**Extracted text**
The Doughnut (W)Hole Pavilion
The search for what is missing, for what has been lost, has long captured the attention of artists. How do you capture the presence of an absence? How do you contend with the holes? Sometimes the artistic solution is fairly straightforward. The Family of King Henry VIII (artist unknown), for example, is a dynastic painting which sought to reunite Prince Edward with his mother, Jane Seymour, who died when Edward was two weeks old. Sometimes the work is more abstract, such as Rothko’s large canvas invitations to be enveloped by the void, to almost feel it on your skin.

Psychologists believe that confronting what is lost or what is missing is driven by one surprising emotion – hope. The hope that something will be found, illuminated, resolved, healed.

Taking its cue from the paradox at the centre of a doughnut – the presence of an absence – the pavilion brings together 14 international artists exploring how holes shape wholes, how what is missing becomes, or always was, as meaningful as what is present.

In the age of AI, this question takes on new urgency. Machine learning models appear as overwhelming wholes built from fragments, gaps, and exclusions. The Doughnut (W)Hole Pavilion asks: what role does absence play in constructing the digital images, texts, and worlds we increasingly inhabit – as ‘technology has become the substrate of social, economic, political and aeshtetic lives’ (Serakai_studio, promoting Yuk Hui, 2025)?

The participating artists span photography, moving image, sound, games, and generative installation: Maria Ahmed, Kasper Bergholt, Ben Millar Cole, Evangelia Danedaki, Sarah Deane, Sarah-Jane Field, Alan Knox, David Koh, Merve Kurtuluş, Duncan Petrie, Angel Qin, Heidi Reece, Sarah Sweeney, and Min Jung Tsai.

The Doughnut (W)Hole Pavilion opens this November as part of the 7th edition of The Wrong Biennale, the world’s largest celebration of digital art, reaching millions globally and a member of the International Biennial Association. Alongside the online pavilion, an in-person “embassy” event will take place at Hapax Living Room, London, on 1–2 November 2025.


Confirmed Artists


Maria Ahmed investigates historic and contemporary languages of the image through collage and appropriation, with a practice encompassing photography, books and moving image. Her most recent artist’s film, Epistemologies, was screened by Turku Video Arts festival in Finland in March 2025. Maria’s self-published artist’s books have been shortlisted for international book awards, including Images Vevey, Belfast Photofestival, Skinnerboox/ Fotografia Europea and Fiebre. Maria’s interactive moving image work The Smooth Space is the Habitat of the Nomad was commissioned by Format photography festival in 2022, as part of Kipya Ki (What’s New?).

**Set problem A**
From the pavilion text, reproduce the stretch from "Psychologists believe that" through "Yuk Hui, 2025)?" word for word.
**Set problem B**
According to the pavilion text, where and on what dates will the in-person "embassy" event take place?

**Supplied records**
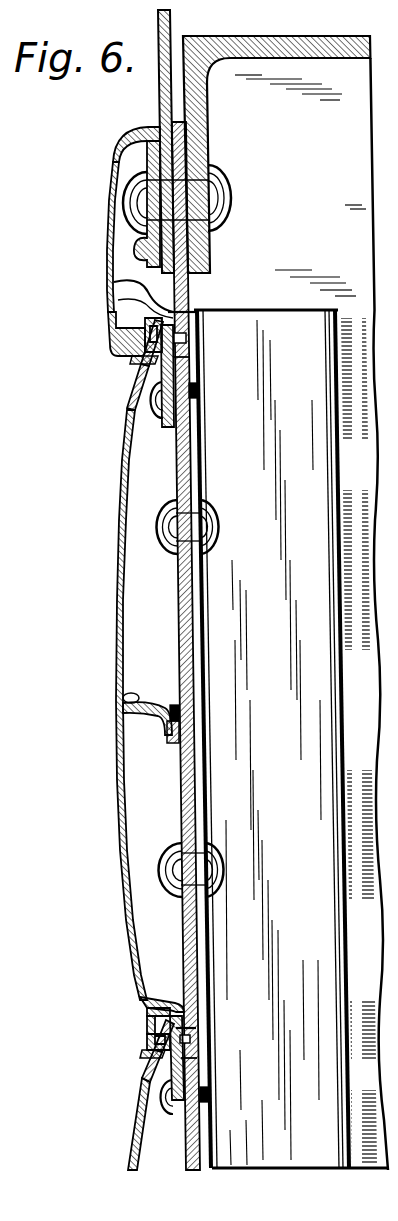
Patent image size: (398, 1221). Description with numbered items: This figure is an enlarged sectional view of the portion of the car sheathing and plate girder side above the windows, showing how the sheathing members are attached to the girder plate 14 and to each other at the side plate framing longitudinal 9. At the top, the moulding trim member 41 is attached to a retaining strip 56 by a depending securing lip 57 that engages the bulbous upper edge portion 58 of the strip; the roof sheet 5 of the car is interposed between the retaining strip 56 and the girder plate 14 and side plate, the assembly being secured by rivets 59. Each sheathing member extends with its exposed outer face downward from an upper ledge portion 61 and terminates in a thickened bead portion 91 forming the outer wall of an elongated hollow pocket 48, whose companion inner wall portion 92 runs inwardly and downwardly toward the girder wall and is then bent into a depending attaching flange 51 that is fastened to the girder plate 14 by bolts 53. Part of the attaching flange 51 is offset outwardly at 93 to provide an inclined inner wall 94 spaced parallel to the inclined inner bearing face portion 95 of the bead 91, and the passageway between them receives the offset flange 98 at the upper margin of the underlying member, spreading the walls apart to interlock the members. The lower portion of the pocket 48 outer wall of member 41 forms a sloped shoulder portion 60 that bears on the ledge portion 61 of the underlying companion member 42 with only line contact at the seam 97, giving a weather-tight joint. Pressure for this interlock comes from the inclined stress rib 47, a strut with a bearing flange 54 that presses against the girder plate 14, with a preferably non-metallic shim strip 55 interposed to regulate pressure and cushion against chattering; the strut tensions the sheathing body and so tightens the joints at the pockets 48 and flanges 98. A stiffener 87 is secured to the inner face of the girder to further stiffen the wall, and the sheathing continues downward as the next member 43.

--

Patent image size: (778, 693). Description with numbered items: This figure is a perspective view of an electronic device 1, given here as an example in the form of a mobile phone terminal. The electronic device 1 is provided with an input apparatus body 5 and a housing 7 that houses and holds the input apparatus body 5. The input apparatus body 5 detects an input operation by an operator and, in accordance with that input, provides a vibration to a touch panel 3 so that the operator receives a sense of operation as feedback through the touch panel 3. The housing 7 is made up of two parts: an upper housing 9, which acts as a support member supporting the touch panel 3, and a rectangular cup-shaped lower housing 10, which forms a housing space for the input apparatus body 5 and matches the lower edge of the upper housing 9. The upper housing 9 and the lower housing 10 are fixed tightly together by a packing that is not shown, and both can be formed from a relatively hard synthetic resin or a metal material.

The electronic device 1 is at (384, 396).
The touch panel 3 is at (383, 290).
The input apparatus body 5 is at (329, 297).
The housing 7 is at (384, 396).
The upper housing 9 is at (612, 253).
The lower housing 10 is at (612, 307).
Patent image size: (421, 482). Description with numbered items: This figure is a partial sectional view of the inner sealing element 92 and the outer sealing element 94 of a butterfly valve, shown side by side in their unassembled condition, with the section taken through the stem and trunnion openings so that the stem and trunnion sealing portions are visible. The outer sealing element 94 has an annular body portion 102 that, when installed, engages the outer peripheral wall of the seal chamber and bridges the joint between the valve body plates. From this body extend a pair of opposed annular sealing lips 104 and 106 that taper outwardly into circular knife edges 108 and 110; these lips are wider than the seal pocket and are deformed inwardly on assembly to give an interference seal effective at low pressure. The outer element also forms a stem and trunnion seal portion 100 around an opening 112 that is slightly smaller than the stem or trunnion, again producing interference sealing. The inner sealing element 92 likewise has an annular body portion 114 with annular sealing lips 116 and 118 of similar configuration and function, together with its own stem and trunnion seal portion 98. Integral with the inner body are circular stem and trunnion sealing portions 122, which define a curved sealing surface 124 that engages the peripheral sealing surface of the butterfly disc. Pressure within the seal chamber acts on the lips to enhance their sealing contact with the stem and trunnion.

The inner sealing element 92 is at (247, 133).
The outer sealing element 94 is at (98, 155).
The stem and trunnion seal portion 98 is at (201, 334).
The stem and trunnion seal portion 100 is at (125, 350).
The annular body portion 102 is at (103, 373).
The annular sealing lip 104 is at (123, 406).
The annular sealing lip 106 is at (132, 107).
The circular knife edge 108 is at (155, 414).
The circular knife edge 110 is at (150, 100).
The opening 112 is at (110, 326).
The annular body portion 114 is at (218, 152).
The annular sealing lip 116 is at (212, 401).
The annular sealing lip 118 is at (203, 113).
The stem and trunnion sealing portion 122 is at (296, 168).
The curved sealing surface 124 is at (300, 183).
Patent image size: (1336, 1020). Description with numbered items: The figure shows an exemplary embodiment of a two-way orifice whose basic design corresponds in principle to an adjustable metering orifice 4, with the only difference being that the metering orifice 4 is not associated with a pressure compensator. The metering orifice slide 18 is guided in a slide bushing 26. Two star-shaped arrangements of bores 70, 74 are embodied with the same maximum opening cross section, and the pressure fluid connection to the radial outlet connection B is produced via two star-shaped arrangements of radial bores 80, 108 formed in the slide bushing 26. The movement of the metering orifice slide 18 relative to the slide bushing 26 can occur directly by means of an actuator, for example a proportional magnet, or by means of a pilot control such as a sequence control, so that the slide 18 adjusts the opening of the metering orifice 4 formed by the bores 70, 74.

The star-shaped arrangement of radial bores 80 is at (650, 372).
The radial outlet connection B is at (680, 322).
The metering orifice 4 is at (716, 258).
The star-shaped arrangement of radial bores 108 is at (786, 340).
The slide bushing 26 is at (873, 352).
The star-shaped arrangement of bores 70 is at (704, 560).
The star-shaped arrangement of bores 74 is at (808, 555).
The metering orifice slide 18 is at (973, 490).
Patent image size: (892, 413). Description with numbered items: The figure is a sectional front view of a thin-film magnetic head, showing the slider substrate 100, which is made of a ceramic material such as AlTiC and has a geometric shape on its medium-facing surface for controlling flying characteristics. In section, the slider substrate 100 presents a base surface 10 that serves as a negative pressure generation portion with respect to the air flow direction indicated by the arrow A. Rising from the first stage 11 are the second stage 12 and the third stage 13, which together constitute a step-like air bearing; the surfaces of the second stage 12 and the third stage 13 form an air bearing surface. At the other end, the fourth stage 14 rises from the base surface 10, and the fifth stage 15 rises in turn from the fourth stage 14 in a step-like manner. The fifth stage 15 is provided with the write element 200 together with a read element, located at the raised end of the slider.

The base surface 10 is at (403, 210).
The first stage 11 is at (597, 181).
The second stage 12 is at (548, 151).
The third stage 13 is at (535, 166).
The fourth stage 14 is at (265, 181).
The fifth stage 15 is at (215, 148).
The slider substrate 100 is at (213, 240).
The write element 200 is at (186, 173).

...

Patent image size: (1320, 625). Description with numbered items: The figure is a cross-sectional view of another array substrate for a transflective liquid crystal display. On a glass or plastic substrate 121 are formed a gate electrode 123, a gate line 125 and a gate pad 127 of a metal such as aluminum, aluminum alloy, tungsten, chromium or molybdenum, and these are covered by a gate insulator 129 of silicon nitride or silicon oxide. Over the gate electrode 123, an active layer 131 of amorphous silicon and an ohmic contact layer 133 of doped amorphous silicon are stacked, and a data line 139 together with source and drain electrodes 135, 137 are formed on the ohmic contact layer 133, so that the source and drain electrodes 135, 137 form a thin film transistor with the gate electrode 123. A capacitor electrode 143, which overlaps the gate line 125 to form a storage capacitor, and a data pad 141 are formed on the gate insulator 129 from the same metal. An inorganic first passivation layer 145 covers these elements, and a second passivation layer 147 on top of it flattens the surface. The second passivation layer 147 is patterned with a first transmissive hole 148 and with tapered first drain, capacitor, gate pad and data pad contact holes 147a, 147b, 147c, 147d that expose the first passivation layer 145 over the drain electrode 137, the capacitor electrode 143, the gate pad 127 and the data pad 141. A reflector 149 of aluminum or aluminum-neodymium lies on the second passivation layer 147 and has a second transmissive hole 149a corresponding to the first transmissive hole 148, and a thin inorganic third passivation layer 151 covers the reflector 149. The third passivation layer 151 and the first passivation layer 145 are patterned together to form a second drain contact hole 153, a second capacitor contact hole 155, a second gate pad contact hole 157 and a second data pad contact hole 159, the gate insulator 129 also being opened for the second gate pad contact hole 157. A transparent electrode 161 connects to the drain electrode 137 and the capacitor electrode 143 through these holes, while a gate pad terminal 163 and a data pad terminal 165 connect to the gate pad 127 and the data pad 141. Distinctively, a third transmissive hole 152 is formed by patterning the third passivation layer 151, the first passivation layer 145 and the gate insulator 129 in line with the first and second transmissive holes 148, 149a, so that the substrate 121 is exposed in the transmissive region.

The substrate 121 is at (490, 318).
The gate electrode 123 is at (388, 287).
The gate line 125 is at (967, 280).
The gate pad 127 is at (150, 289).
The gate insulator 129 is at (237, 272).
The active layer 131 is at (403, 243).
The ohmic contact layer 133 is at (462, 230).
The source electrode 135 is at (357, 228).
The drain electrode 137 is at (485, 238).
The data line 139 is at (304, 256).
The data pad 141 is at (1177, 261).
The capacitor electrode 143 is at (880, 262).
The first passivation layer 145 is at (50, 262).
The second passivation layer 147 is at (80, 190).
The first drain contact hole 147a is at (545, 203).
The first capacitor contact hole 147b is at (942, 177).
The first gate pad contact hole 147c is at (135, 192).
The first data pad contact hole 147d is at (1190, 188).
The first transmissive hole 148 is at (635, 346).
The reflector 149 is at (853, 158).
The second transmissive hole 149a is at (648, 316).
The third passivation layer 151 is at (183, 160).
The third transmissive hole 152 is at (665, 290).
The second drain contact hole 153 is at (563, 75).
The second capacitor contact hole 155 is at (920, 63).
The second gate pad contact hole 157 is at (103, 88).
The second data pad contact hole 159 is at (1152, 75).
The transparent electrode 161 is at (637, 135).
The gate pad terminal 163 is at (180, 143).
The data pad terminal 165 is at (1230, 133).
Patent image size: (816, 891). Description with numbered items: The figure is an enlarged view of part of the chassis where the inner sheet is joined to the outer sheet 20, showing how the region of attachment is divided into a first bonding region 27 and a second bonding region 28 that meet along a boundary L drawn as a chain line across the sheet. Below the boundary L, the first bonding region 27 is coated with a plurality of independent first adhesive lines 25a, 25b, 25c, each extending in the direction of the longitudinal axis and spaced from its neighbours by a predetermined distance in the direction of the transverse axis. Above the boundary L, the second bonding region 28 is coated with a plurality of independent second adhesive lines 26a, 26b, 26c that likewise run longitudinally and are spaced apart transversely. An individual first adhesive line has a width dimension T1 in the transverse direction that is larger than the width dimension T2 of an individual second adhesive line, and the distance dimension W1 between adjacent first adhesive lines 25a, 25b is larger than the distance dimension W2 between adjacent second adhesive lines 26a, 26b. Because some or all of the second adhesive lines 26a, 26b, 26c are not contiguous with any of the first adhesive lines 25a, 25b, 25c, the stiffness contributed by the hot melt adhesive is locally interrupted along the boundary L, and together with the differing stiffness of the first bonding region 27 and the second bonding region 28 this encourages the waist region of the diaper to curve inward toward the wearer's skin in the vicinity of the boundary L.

**Written answer A**
Psychologists believe that confronting what is lost or what is missing is driven by one surprising emotion – hope. The hope that something will be found, illuminated, resolved, healed.

Taking its cue from the paradox at the centre of a doughnut – the presence of an absence – the pavilion brings together 14 international artists exploring how holes shape wholes, how what is missing becomes, or always was, as meaningful as what is present.

In the age of AI, this question takes on new urgency. Machine learning models appear as overwhelming wholes built from fragments, gaps, and exclusions. The Doughnut (W)Hole Pavilion asks: what role does absence play in constructing the digital images, texts, and worlds we increasingly inhabit – as ‘technology has become the substrate of social, economic, political and aeshtetic lives’ (Serakai_studio, promoting Yuk Hui, 2025)?

**Written answer B**
At Hapax Living Room, London, on 1–2 November 2025.